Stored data
════════
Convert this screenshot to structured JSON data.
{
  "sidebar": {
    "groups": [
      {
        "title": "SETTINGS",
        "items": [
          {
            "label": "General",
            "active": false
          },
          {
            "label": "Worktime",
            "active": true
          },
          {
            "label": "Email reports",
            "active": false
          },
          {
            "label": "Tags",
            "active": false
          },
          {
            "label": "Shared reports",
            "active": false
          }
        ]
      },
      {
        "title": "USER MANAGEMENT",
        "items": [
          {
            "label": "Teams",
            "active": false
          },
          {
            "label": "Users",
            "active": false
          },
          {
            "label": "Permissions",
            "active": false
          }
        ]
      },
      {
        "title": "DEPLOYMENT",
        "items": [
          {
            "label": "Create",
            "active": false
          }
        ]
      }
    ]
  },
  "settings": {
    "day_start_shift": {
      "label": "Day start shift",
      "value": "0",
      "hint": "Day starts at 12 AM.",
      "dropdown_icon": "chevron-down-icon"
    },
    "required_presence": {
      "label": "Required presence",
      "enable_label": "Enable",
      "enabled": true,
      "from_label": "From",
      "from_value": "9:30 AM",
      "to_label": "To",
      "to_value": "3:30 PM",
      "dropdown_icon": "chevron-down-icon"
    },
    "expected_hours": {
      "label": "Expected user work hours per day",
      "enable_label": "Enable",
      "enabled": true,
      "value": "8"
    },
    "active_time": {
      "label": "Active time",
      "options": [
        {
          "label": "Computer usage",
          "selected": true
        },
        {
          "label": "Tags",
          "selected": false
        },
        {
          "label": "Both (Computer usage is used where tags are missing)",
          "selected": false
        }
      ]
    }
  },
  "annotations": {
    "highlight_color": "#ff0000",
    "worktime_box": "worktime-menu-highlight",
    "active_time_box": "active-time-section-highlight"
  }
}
════════
## WHAT TO WORK ON
In this exercise, repeat all entries exactly.

## RESULT OF THE TASK
Convert this screenshot to structured JSON data.
{
  "sidebar": {
    "groups": [
      {
        "title": "SETTINGS",
        "items": [
          {
            "label": "General",
            "active": false
          },
          {
            "label": "Worktime",
            "active": true
          },
          {
            "label": "Email reports",
            "active": false
          },
          {
            "label": "Tags",
            "active": false
          },
          {
            "label": "Shared reports",
            "active": false
          }
        ]
      },
      {
        "title": "USER MANAGEMENT",
        "items": [
          {
            "label": "Teams",
            "active": false
          },
          {
            "label": "Users",
            "active": false
          },
          {
            "label": "Permissions",
            "active": false
          }
        ]
      },
      {
        "title": "DEPLOYMENT",
        "items": [
          {
            "label": "Create",
            "active": false
          }
        ]
      }
    ]
  },
  "settings": {
    "day_start_shift": {
      "label": "Day start shift",
      "value": "0",
      "hint": "Day starts at 12 AM.",
      "dropdown_icon": "chevron-down-icon"
    },
    "required_presence": {
      "label": "Required presence",
      "enable_label": "Enable",
      "enabled": true,
      "from_label": "From",
      "from_value": "9:30 AM",
      "to_label": "To",
      "to_value": "3:30 PM",
      "dropdown_icon": "chevron-down-icon"
    },
    "expected_hours": {
      "label": "Expected user work hours per day",
      "enable_label": "Enable",
      "enabled": true,
      "value": "8"
    },
    "active_time": {
      "label": "Active time",
      "options": [
        {
          "label": "Computer usage",
          "selected": true
        },
        {
          "label": "Tags",
          "selected": false
        },
        {
          "label": "Both (Computer usage is used where tags are missing)",
          "selected": false
        }
      ]
    }
  },
  "annotations": {
    "highlight_color": "#ff0000",
    "worktime_box": "worktime-menu-highlight",
    "active_time_box": "active-time-section-highlight"
  }
}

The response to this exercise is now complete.